= TASK REQUIREMENTS =
Give back, unchanged, each line from the one containing "Parse this screenshot: output" through the last line of the entries below.

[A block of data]
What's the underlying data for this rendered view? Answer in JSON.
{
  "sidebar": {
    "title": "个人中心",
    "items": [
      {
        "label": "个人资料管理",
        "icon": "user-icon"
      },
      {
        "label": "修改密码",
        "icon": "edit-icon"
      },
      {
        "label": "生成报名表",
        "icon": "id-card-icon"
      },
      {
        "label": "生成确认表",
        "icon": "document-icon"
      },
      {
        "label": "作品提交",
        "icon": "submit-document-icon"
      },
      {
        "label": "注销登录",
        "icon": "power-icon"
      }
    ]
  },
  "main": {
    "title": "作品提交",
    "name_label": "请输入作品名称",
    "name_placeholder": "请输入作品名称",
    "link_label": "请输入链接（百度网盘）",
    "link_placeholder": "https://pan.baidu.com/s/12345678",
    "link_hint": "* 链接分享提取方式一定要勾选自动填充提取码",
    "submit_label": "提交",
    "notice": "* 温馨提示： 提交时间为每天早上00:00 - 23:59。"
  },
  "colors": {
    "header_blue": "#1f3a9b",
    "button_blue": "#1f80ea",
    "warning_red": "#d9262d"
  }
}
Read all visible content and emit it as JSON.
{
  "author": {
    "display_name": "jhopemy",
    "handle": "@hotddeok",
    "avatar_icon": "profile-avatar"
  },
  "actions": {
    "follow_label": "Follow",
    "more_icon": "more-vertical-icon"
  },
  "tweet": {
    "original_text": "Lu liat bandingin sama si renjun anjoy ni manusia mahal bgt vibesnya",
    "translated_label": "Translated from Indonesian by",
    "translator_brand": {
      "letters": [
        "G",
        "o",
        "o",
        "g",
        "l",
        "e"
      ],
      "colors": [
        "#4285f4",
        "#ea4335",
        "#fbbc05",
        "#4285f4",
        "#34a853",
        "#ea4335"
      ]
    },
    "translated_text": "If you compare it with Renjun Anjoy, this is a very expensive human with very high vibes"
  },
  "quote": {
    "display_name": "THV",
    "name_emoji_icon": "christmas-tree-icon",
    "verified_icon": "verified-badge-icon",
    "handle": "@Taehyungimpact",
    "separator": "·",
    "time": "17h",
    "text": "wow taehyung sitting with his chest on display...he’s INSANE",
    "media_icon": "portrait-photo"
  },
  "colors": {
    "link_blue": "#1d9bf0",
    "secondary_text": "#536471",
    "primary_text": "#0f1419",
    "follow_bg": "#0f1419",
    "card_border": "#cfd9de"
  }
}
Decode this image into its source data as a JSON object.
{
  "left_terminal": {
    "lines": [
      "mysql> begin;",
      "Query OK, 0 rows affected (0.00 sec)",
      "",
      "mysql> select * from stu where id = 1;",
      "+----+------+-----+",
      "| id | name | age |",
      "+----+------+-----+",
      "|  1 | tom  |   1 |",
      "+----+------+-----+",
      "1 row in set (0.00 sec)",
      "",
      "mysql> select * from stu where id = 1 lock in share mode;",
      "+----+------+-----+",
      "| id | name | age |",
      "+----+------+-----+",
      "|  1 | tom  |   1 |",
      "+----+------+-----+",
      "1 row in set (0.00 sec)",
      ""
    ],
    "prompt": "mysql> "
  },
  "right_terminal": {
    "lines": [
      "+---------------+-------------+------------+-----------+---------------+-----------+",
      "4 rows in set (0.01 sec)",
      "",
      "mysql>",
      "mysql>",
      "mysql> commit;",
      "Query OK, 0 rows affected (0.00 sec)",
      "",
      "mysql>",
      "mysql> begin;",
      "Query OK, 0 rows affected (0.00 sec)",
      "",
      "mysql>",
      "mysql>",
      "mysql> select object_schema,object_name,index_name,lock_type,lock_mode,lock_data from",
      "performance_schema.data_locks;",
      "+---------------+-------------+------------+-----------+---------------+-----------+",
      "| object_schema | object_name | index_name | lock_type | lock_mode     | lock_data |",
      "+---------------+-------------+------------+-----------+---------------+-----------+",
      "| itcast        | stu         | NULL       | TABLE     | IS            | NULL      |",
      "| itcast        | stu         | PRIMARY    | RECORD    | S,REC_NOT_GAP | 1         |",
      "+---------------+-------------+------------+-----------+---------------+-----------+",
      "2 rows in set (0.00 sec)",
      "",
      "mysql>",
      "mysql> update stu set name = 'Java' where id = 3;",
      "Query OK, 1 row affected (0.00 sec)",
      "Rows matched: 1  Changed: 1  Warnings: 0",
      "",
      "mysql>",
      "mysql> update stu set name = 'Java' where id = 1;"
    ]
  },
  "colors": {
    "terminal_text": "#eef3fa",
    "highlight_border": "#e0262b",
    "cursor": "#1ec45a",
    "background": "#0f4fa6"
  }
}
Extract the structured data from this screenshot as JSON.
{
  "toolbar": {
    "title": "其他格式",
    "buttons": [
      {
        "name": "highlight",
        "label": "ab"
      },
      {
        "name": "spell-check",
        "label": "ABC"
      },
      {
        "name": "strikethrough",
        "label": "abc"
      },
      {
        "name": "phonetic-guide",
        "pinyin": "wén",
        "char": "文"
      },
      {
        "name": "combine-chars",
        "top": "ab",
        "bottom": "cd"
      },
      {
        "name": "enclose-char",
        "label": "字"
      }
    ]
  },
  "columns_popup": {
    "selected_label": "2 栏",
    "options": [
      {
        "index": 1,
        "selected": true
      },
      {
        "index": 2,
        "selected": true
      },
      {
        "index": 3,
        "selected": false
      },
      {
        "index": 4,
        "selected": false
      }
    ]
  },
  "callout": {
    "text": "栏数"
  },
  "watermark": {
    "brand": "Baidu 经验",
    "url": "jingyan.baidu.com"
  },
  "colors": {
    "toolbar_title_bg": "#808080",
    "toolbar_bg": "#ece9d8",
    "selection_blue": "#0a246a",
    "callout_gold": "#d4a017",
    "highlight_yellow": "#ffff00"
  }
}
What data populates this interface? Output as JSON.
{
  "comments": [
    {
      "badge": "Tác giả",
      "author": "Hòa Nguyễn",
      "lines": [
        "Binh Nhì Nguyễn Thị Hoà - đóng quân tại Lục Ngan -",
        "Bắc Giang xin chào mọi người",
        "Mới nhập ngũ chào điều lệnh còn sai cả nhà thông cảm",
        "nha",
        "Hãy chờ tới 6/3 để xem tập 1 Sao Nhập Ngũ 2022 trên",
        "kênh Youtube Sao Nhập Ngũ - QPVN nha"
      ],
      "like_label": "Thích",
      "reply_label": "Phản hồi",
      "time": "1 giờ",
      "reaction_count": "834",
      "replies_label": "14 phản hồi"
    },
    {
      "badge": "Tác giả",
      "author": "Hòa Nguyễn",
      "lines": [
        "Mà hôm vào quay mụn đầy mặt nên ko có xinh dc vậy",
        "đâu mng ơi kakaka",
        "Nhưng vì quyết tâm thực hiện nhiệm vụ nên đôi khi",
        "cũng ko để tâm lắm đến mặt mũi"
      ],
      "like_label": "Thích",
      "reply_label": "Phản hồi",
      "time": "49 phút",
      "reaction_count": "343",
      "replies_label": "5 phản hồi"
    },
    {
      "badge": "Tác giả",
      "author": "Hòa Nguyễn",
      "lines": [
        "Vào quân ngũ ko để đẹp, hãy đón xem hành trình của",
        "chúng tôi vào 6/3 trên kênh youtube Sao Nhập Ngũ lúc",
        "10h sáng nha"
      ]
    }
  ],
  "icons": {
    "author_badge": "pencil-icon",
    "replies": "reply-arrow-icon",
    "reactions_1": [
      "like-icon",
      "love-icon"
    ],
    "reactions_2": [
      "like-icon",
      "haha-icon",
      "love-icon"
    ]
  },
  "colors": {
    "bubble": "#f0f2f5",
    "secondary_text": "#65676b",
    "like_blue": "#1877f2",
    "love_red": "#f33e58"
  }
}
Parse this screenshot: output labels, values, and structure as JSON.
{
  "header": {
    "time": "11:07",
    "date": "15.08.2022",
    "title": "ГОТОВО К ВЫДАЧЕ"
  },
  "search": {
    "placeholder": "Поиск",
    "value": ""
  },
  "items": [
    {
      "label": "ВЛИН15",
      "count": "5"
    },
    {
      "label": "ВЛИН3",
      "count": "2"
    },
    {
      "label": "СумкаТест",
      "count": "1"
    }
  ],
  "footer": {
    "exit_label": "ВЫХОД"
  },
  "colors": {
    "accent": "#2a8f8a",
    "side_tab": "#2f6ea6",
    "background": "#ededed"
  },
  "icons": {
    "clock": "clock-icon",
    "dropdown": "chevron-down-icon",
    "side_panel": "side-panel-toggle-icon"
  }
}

= ANSWER TO THE PROBLEM =
Parse this screenshot: output labels, values, and structure as JSON.
{
  "header": {
    "time": "11:07",
    "date": "15.08.2022",
    "title": "ГОТОВО К ВЫДАЧЕ"
  },
  "search": {
    "placeholder": "Поиск",
    "value": ""
  },
  "items": [
    {
      "label": "ВЛИН15",
      "count": "5"
    },
    {
      "label": "ВЛИН3",
      "count": "2"
    },
    {
      "label": "СумкаТест",
      "count": "1"
    }
  ],
  "footer": {
    "exit_label": "ВЫХОД"
  },
  "colors": {
    "accent": "#2a8f8a",
    "side_tab": "#2f6ea6",
    "background": "#ededed"
  },
  "icons": {
    "clock": "clock-icon",
    "dropdown": "chevron-down-icon",
    "side_panel": "side-panel-toggle-icon"
  }
}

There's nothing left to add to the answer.